What to do –
Restate the entries below verbatim.
***
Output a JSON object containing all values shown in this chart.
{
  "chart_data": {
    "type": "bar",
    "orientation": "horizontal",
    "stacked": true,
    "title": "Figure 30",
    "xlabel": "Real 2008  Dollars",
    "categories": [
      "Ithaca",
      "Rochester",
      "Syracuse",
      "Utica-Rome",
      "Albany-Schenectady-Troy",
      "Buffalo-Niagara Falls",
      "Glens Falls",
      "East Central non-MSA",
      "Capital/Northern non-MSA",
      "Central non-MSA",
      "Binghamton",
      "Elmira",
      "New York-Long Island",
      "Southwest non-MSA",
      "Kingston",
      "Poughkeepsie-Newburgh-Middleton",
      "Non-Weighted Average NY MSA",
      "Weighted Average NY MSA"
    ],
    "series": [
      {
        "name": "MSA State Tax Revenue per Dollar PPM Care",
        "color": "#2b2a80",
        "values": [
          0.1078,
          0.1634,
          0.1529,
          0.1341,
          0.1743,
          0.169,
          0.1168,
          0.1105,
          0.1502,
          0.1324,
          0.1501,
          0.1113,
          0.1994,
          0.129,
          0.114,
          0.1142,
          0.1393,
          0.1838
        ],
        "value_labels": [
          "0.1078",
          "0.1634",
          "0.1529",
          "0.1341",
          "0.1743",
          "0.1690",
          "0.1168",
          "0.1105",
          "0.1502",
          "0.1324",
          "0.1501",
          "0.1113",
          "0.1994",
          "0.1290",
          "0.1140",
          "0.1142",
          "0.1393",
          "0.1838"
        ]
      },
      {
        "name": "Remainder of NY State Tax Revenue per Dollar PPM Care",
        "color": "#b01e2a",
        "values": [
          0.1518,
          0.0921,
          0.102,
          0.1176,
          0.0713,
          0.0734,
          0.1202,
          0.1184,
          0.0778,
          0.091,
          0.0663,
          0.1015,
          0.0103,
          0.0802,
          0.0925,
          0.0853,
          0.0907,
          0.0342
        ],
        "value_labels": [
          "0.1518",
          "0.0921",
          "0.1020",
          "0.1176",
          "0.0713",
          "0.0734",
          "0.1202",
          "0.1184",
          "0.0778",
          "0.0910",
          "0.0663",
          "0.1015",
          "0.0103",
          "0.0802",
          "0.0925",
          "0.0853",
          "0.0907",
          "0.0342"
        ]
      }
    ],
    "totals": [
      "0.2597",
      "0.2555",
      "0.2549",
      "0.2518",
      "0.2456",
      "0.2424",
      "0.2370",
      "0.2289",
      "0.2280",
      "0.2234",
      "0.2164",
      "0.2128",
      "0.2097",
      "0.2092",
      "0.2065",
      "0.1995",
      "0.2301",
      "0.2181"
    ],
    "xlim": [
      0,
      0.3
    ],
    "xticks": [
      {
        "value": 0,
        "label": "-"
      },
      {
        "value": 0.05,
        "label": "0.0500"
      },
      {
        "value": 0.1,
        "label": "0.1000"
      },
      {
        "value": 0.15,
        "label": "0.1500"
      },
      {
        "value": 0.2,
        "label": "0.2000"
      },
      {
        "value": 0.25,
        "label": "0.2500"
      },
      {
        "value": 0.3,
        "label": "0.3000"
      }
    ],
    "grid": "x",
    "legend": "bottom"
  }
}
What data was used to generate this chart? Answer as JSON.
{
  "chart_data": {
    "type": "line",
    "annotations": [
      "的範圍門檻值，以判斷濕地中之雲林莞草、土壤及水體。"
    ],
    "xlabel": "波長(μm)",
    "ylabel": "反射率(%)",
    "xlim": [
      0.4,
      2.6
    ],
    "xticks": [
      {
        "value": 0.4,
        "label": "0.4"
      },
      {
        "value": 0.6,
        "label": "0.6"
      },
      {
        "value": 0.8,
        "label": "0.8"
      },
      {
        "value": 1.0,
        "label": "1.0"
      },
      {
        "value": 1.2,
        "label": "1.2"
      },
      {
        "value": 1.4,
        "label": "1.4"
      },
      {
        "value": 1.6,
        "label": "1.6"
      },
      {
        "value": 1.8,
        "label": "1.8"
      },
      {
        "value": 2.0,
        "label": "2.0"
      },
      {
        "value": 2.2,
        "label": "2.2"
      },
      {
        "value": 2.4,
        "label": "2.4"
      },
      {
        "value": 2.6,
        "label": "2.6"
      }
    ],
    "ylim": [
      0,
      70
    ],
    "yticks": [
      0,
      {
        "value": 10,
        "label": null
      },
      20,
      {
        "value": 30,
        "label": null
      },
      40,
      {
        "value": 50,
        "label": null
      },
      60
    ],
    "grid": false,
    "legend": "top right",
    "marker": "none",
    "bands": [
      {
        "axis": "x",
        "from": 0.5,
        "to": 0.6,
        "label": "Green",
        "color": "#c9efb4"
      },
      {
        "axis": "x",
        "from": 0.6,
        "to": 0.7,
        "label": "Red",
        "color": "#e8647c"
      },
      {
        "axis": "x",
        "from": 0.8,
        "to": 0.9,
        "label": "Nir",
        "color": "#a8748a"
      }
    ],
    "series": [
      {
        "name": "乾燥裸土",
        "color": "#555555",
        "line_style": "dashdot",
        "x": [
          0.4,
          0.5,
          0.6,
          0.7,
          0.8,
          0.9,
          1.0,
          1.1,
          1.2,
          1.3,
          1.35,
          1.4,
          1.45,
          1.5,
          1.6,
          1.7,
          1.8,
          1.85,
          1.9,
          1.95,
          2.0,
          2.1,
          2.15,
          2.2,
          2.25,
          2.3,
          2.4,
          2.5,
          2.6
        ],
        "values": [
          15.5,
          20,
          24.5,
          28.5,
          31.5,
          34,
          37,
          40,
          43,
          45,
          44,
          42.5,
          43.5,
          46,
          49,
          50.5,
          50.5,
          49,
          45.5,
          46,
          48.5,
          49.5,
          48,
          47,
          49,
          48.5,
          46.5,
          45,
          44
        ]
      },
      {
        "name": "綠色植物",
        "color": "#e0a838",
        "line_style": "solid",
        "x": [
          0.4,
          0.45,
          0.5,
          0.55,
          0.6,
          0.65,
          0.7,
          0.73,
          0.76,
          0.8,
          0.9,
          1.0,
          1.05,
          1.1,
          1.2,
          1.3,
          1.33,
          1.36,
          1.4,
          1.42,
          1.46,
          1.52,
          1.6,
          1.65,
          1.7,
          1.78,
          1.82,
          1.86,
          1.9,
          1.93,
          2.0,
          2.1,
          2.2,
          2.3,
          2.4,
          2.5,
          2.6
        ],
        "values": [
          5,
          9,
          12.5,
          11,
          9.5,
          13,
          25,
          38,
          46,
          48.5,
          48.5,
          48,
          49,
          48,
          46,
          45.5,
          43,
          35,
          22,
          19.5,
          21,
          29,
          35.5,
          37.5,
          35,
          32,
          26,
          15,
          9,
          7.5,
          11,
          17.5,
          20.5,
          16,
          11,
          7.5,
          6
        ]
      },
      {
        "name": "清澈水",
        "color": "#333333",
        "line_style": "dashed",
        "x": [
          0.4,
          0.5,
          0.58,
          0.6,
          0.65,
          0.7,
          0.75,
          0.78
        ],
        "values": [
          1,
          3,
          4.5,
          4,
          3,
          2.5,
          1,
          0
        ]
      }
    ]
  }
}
***
Answer to the problem –
Output a JSON object containing all values shown in this chart.
{
  "chart_data": {
    "type": "bar",
    "orientation": "horizontal",
    "stacked": true,
    "title": "Figure 30",
    "xlabel": "Real 2008  Dollars",
    "categories": [
      "Ithaca",
      "Rochester",
      "Syracuse",
      "Utica-Rome",
      "Albany-Schenectady-Troy",
      "Buffalo-Niagara Falls",
      "Glens Falls",
      "East Central non-MSA",
      "Capital/Northern non-MSA",
      "Central non-MSA",
      "Binghamton",
      "Elmira",
      "New York-Long Island",
      "Southwest non-MSA",
      "Kingston",
      "Poughkeepsie-Newburgh-Middleton",
      "Non-Weighted Average NY MSA",
      "Weighted Average NY MSA"
    ],
    "series": [
      {
        "name": "MSA State Tax Revenue per Dollar PPM Care",
        "color": "#2b2a80",
        "values": [
          0.1078,
          0.1634,
          0.1529,
          0.1341,
          0.1743,
          0.169,
          0.1168,
          0.1105,
          0.1502,
          0.1324,
          0.1501,
          0.1113,
          0.1994,
          0.129,
          0.114,
          0.1142,
          0.1393,
          0.1838
        ],
        "value_labels": [
          "0.1078",
          "0.1634",
          "0.1529",
          "0.1341",
          "0.1743",
          "0.1690",
          "0.1168",
          "0.1105",
          "0.1502",
          "0.1324",
          "0.1501",
          "0.1113",
          "0.1994",
          "0.1290",
          "0.1140",
          "0.1142",
          "0.1393",
          "0.1838"
        ]
      },
      {
        "name": "Remainder of NY State Tax Revenue per Dollar PPM Care",
        "color": "#b01e2a",
        "values": [
          0.1518,
          0.0921,
          0.102,
          0.1176,
          0.0713,
          0.0734,
          0.1202,
          0.1184,
          0.0778,
          0.091,
          0.0663,
          0.1015,
          0.0103,
          0.0802,
          0.0925,
          0.0853,
          0.0907,
          0.0342
        ],
        "value_labels": [
          "0.1518",
          "0.0921",
          "0.1020",
          "0.1176",
          "0.0713",
          "0.0734",
          "0.1202",
          "0.1184",
          "0.0778",
          "0.0910",
          "0.0663",
          "0.1015",
          "0.0103",
          "0.0802",
          "0.0925",
          "0.0853",
          "0.0907",
          "0.0342"
        ]
      }
    ],
    "totals": [
      "0.2597",
      "0.2555",
      "0.2549",
      "0.2518",
      "0.2456",
      "0.2424",
      "0.2370",
      "0.2289",
      "0.2280",
      "0.2234",
      "0.2164",
      "0.2128",
      "0.2097",
      "0.2092",
      "0.2065",
      "0.1995",
      "0.2301",
      "0.2181"
    ],
    "xlim": [
      0,
      0.3
    ],
    "xticks": [
      {
        "value": 0,
        "label": "-"
      },
      {
        "value": 0.05,
        "label": "0.0500"
      },
      {
        "value": 0.1,
        "label": "0.1000"
      },
      {
        "value": 0.15,
        "label": "0.1500"
      },
      {
        "value": 0.2,
        "label": "0.2000"
      },
      {
        "value": 0.25,
        "label": "0.2500"
      },
      {
        "value": 0.3,
        "label": "0.3000"
      }
    ],
    "grid": "x",
    "legend": "bottom"
  }
}
What data was used to generate this chart? Answer as JSON.
{
  "chart_data": {
    "type": "line",
    "annotations": [
      "的範圍門檻值，以判斷濕地中之雲林莞草、土壤及水體。"
    ],
    "xlabel": "波長(μm)",
    "ylabel": "反射率(%)",
    "xlim": [
      0.4,
      2.6
    ],
    "xticks": [
      {
        "value": 0.4,
        "label": "0.4"
      },
      {
        "value": 0.6,
        "label": "0.6"
      },
      {
        "value": 0.8,
        "label": "0.8"
      },
      {
        "value": 1.0,
        "label": "1.0"
      },
      {
        "value": 1.2,
        "label": "1.2"
      },
      {
        "value": 1.4,
        "label": "1.4"
      },
      {
        "value": 1.6,
        "label": "1.6"
      },
      {
        "value": 1.8,
        "label": "1.8"
      },
      {
        "value": 2.0,
        "label": "2.0"
      },
      {
        "value": 2.2,
        "label": "2.2"
      },
      {
        "value": 2.4,
        "label": "2.4"
      },
      {
        "value": 2.6,
        "label": "2.6"
      }
    ],
    "ylim": [
      0,
      70
    ],
    "yticks": [
      0,
      {
        "value": 10,
        "label": null
      },
      20,
      {
        "value": 30,
        "label": null
      },
      40,
      {
        "value": 50,
        "label": null
      },
      60
    ],
    "grid": false,
    "legend": "top right",
    "marker": "none",
    "bands": [
      {
        "axis": "x",
        "from": 0.5,
        "to": 0.6,
        "label": "Green",
        "color": "#c9efb4"
      },
      {
        "axis": "x",
        "from": 0.6,
        "to": 0.7,
        "label": "Red",
        "color": "#e8647c"
      },
      {
        "axis": "x",
        "from": 0.8,
        "to": 0.9,
        "label": "Nir",
        "color": "#a8748a"
      }
    ],
    "series": [
      {
        "name": "乾燥裸土",
        "color": "#555555",
        "line_style": "dashdot",
        "x": [
          0.4,
          0.5,
          0.6,
          0.7,
          0.8,
          0.9,
          1.0,
          1.1,
          1.2,
          1.3,
          1.35,
          1.4,
          1.45,
          1.5,
          1.6,
          1.7,
          1.8,
          1.85,
          1.9,
          1.95,
          2.0,
          2.1,
          2.15,
          2.2,
          2.25,
          2.3,
          2.4,
          2.5,
          2.6
        ],
        "values": [
          15.5,
          20,
          24.5,
          28.5,
          31.5,
          34,
          37,
          40,
          43,
          45,
          44,
          42.5,
          43.5,
          46,
          49,
          50.5,
          50.5,
          49,
          45.5,
          46,
          48.5,
          49.5,
          48,
          47,
          49,
          48.5,
          46.5,
          45,
          44
        ]
      },
      {
        "name": "綠色植物",
        "color": "#e0a838",
        "line_style": "solid",
        "x": [
          0.4,
          0.45,
          0.5,
          0.55,
          0.6,
          0.65,
          0.7,
          0.73,
          0.76,
          0.8,
          0.9,
          1.0,
          1.05,
          1.1,
          1.2,
          1.3,
          1.33,
          1.36,
          1.4,
          1.42,
          1.46,
          1.52,
          1.6,
          1.65,
          1.7,
          1.78,
          1.82,
          1.86,
          1.9,
          1.93,
          2.0,
          2.1,
          2.2,
          2.3,
          2.4,
          2.5,
          2.6
        ],
        "values": [
          5,
          9,
          12.5,
          11,
          9.5,
          13,
          25,
          38,
          46,
          48.5,
          48.5,
          48,
          49,
          48,
          46,
          45.5,
          43,
          35,
          22,
          19.5,
          21,
          29,
          35.5,
          37.5,
          35,
          32,
          26,
          15,
          9,
          7.5,
          11,
          17.5,
          20.5,
          16,
          11,
          7.5,
          6
        ]
      },
      {
        "name": "清澈水",
        "color": "#333333",
        "line_style": "dashed",
        "x": [
          0.4,
          0.5,
          0.58,
          0.6,
          0.65,
          0.7,
          0.75,
          0.78
        ],
        "values": [
          1,
          3,
          4.5,
          4,
          3,
          2.5,
          1,
          0
        ]
      }
    ]
  }
}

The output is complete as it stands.